Problem requirements
Using the data below, gather each line that includes the word "Texas".

Material
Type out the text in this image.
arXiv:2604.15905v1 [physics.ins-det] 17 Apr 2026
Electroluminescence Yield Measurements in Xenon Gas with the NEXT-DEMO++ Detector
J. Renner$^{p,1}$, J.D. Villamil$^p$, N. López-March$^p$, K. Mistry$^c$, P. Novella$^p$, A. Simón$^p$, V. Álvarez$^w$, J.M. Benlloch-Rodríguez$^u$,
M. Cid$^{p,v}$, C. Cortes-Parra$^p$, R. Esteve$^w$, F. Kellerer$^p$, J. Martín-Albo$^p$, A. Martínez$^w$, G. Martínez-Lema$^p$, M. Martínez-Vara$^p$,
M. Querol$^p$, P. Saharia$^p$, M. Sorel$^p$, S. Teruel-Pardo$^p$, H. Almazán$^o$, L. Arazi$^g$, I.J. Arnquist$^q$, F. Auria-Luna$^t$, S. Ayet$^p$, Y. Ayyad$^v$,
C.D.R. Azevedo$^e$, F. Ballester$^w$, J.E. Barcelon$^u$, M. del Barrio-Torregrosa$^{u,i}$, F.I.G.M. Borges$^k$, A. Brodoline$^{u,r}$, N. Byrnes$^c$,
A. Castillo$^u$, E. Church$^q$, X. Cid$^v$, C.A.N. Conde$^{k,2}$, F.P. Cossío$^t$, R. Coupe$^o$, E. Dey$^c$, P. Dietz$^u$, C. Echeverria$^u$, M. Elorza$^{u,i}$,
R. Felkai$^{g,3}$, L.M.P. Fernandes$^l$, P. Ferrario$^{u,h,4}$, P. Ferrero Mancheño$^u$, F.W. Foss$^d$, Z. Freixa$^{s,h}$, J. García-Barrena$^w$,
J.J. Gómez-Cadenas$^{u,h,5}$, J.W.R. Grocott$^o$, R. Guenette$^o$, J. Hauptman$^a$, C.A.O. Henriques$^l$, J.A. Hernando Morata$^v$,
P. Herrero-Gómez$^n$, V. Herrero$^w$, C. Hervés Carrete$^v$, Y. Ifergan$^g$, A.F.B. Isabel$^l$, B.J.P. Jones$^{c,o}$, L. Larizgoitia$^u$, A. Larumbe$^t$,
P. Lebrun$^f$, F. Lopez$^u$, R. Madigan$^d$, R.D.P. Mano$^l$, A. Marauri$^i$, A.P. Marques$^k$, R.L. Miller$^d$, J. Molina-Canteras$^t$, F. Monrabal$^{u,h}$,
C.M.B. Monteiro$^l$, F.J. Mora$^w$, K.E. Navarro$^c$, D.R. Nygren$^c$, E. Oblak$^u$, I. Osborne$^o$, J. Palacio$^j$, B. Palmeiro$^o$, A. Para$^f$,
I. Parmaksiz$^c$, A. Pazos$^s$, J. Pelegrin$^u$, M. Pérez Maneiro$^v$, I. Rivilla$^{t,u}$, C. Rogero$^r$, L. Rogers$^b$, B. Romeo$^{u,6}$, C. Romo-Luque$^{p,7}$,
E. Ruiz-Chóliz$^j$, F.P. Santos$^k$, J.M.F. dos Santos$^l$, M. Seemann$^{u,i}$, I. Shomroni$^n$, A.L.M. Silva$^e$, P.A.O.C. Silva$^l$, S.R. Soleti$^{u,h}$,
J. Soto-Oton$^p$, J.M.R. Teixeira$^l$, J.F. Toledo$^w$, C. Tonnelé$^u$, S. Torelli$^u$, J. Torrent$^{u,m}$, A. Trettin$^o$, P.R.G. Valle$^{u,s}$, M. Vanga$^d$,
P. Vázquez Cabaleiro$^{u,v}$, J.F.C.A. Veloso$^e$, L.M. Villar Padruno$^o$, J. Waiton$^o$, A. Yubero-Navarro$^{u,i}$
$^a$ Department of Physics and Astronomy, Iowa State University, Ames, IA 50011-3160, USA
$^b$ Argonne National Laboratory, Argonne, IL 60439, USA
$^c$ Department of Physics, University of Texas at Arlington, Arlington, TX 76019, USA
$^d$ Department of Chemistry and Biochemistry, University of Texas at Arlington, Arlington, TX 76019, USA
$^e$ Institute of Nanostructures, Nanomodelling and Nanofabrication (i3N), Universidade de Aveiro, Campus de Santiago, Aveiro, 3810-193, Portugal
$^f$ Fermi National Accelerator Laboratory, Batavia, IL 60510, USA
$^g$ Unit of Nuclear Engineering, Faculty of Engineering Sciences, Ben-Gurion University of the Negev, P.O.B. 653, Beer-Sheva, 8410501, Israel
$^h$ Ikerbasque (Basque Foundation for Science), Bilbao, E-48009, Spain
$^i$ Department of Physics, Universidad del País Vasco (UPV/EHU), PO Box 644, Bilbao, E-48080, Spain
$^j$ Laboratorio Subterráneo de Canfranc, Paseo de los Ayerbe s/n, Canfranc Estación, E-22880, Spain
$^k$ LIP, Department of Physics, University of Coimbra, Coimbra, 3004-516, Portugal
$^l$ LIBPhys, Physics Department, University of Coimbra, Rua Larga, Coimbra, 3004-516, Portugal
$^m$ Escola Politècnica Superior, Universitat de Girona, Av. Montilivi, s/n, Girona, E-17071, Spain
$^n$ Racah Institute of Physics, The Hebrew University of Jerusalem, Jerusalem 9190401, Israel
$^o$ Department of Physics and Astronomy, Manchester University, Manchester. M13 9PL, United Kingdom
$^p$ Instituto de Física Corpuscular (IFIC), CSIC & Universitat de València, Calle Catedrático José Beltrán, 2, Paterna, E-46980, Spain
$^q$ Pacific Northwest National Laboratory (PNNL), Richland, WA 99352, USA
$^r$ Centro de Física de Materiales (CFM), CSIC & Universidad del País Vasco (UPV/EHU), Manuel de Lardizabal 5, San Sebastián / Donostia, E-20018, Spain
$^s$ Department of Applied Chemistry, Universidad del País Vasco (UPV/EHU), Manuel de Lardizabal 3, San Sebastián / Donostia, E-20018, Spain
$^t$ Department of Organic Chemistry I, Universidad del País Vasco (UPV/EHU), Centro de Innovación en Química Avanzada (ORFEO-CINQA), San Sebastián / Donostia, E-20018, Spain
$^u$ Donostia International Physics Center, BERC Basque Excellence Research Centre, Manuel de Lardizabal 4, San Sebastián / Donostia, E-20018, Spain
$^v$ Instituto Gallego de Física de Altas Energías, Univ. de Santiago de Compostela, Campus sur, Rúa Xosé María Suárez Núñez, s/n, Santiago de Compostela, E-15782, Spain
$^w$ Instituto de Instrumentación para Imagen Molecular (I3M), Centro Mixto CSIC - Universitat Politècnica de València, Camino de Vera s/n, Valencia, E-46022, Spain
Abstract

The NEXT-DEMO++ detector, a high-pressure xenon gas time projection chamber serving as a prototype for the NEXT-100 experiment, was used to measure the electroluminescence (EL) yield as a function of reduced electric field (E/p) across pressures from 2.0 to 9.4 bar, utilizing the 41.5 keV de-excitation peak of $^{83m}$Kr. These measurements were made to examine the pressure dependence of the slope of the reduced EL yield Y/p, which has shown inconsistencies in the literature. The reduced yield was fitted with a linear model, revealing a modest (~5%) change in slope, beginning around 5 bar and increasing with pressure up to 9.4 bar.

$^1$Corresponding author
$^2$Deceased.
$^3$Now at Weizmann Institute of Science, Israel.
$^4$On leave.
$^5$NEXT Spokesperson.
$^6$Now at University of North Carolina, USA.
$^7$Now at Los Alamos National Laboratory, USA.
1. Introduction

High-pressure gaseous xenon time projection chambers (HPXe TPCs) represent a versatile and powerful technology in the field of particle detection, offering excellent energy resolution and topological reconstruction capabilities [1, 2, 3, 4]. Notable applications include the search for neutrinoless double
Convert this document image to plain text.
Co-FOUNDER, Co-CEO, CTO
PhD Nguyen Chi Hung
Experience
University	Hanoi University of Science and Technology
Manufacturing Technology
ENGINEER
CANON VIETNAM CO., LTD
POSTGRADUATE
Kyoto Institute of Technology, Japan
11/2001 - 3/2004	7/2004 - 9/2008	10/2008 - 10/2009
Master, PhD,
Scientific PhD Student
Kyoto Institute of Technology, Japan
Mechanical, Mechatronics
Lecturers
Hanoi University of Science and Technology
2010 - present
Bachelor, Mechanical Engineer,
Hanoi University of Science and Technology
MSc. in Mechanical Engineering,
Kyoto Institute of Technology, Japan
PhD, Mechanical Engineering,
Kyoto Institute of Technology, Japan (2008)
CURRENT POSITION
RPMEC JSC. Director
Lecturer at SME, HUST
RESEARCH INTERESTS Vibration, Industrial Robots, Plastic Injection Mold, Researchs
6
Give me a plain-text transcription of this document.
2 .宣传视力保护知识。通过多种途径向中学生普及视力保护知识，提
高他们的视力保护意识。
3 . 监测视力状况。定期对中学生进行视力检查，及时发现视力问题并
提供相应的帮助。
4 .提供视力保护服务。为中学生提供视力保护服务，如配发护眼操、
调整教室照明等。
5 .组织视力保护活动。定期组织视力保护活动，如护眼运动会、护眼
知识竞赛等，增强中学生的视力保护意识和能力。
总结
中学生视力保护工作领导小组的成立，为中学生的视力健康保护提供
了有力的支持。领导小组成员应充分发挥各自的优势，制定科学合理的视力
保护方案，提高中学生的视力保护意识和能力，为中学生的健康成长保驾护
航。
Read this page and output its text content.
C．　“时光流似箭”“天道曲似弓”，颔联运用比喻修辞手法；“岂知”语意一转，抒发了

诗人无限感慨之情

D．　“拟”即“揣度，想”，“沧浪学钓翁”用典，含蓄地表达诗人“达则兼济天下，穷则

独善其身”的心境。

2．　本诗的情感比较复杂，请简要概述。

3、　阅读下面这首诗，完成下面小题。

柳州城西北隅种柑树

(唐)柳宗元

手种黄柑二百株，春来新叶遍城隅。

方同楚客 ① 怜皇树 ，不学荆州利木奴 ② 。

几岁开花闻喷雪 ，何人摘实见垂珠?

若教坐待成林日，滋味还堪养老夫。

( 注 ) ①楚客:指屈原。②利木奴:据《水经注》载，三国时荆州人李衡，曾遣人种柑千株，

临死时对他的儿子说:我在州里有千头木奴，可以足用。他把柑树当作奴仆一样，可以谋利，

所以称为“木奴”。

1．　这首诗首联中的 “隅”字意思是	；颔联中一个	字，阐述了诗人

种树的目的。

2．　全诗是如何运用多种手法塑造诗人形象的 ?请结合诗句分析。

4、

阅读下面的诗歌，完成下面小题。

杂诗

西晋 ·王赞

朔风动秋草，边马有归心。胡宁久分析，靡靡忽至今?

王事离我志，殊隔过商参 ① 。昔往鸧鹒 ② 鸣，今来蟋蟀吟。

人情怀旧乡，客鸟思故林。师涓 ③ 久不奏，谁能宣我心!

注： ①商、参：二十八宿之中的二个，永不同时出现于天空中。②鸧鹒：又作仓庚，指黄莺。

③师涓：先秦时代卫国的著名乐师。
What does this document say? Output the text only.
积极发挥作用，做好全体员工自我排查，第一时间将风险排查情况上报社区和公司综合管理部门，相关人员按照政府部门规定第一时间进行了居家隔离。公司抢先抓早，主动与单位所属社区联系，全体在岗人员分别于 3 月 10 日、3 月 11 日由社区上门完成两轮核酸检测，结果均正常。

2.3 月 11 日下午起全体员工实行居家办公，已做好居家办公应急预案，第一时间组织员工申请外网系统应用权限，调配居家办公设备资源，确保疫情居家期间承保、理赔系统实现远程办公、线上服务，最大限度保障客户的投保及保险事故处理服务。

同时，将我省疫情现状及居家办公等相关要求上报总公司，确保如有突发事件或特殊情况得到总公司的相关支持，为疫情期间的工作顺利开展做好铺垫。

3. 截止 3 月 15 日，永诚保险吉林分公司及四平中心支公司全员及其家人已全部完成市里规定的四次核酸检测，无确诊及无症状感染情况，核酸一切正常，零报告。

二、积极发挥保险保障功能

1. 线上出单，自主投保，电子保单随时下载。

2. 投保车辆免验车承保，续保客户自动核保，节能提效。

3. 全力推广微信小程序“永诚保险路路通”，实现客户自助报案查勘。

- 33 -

Final result
$^c$ Department of Physics, University of Texas at Arlington, Arlington, TX 76019, USA
$^d$ Department of Chemistry and Biochemistry, University of Texas at Arlington, Arlington, TX 76019, USA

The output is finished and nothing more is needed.